> [STATED EXERCISE] Please swap "elements" for "items" in the stretch of the listing from its start through the line containing "anomaly-blue-mid1 <box>318 349 350 379</box>". Give back only those lines, with everything else unchanged.

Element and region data
* * * *
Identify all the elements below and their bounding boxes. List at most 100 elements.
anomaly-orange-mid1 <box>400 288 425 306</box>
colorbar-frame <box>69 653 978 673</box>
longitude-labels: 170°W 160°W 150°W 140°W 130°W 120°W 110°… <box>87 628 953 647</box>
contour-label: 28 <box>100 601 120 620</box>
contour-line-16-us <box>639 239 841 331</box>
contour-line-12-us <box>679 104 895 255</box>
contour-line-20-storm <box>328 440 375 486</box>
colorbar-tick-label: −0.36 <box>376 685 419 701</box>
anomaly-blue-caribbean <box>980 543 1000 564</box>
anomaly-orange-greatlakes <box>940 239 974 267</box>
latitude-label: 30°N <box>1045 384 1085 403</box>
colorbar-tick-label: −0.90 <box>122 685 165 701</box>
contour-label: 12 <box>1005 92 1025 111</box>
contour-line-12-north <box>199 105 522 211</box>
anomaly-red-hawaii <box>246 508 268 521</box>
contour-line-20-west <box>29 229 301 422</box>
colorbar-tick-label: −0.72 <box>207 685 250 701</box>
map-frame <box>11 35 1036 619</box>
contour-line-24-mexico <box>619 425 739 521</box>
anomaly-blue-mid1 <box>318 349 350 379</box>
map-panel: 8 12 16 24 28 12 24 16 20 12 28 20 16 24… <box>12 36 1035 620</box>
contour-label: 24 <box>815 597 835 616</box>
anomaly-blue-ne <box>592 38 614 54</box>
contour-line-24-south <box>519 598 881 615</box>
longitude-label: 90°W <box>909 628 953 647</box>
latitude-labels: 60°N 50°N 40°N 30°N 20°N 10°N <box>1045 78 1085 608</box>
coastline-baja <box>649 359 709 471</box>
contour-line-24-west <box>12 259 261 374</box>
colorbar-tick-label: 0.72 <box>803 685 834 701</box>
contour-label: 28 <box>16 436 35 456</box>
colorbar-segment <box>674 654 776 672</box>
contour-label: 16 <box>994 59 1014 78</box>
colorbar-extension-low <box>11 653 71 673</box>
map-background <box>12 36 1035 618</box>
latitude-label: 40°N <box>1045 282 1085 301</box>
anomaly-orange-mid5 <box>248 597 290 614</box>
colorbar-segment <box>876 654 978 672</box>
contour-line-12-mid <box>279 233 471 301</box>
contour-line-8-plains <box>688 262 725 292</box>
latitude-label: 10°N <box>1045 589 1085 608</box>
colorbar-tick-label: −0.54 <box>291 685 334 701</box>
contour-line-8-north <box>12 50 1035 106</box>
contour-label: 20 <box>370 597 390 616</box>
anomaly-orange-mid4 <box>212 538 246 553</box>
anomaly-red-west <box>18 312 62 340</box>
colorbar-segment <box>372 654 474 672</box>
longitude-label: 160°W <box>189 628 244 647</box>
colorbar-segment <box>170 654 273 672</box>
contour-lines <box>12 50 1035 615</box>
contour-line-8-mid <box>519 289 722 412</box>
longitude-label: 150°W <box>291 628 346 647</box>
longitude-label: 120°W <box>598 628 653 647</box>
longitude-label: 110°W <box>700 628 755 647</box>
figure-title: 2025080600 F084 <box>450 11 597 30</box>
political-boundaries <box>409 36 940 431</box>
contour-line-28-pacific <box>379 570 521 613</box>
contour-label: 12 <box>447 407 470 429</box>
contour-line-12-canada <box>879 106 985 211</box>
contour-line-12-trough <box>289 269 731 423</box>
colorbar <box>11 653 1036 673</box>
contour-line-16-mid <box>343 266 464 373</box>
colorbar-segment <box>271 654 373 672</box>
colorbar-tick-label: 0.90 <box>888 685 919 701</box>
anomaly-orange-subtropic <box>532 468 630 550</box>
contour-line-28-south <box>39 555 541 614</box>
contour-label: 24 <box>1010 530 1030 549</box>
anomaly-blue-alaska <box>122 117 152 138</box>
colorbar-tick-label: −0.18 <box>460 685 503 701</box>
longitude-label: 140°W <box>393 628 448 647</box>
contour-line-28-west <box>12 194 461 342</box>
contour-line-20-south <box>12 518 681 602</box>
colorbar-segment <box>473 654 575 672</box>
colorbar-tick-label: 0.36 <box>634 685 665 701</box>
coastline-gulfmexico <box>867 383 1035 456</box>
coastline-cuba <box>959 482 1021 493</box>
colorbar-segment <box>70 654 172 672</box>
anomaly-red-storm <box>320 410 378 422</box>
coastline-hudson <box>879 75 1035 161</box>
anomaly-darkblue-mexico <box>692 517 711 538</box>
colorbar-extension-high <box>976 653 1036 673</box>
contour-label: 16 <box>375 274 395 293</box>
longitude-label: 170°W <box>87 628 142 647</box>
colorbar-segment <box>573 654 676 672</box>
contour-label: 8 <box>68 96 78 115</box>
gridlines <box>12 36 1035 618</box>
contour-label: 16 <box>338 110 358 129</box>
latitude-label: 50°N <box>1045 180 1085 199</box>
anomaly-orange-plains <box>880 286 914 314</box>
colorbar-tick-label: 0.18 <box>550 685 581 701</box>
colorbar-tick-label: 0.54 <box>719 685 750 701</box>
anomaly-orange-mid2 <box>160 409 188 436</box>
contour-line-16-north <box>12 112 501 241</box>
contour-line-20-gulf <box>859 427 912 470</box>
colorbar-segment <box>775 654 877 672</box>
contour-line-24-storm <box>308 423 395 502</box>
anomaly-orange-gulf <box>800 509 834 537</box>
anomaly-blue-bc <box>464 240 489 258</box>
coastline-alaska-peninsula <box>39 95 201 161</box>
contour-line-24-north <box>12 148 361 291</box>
* * * *
> [RESULT BELOW]
Identify all the items below and their bounding boxes. List at most 100 items.
anomaly-orange-mid1 <box>400 288 425 306</box>
colorbar-frame <box>69 653 978 673</box>
longitude-labels: 170°W 160°W 150°W 140°W 130°W 120°W 110°… <box>87 628 953 647</box>
contour-label: 28 <box>100 601 120 620</box>
contour-line-16-us <box>639 239 841 331</box>
contour-line-12-us <box>679 104 895 255</box>
contour-line-20-storm <box>328 440 375 486</box>
colorbar-tick-label: −0.36 <box>376 685 419 701</box>
anomaly-blue-caribbean <box>980 543 1000 564</box>
anomaly-orange-greatlakes <box>940 239 974 267</box>
latitude-label: 30°N <box>1045 384 1085 403</box>
colorbar-tick-label: −0.90 <box>122 685 165 701</box>
contour-label: 12 <box>1005 92 1025 111</box>
contour-line-12-north <box>199 105 522 211</box>
anomaly-red-hawaii <box>246 508 268 521</box>
contour-line-20-west <box>29 229 301 422</box>
colorbar-tick-label: −0.72 <box>207 685 250 701</box>
map-frame <box>11 35 1036 619</box>
contour-line-24-mexico <box>619 425 739 521</box>
anomaly-blue-mid1 <box>318 349 350 379</box>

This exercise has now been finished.